╔══

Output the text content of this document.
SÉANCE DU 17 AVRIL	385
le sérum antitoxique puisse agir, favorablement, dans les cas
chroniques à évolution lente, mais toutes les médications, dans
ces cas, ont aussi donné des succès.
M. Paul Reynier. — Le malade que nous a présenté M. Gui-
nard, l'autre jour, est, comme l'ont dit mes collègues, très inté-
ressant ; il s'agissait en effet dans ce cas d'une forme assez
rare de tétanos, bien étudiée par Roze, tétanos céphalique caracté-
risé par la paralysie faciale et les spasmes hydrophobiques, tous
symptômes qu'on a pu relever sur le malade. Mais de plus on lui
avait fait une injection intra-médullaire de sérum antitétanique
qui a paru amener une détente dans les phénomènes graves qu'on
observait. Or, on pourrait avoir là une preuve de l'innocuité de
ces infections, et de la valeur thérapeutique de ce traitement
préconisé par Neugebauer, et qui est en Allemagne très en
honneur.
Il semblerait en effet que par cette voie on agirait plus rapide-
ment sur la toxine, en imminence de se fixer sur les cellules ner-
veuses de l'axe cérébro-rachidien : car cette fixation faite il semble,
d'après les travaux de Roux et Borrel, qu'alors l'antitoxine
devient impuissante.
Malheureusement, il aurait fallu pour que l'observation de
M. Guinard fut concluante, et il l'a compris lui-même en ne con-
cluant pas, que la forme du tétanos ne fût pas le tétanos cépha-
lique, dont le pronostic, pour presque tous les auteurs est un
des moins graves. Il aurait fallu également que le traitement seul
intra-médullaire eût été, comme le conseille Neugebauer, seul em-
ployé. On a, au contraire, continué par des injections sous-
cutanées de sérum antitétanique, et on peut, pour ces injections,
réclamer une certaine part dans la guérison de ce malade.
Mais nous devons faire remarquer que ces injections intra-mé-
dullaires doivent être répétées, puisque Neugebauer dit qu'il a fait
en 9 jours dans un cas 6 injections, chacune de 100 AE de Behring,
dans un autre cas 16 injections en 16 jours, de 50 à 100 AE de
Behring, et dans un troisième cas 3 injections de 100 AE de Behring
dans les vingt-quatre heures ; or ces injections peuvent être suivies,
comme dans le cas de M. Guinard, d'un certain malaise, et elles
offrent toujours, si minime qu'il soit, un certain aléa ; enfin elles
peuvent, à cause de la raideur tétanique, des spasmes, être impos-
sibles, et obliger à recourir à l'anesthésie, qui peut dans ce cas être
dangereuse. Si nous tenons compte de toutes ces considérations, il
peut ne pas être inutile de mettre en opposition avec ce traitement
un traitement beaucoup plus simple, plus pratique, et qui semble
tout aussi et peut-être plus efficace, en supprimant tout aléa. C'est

╚══

Search the preceding listing for the word "aléa" and pull out every line that holds it.

=== TASK RESPONSE ===
offrent toujours, si minime qu'il soit, un certain aléa ; enfin elles
tout aussi et peut-être plus efficace, en supprimant tout aléa. C'est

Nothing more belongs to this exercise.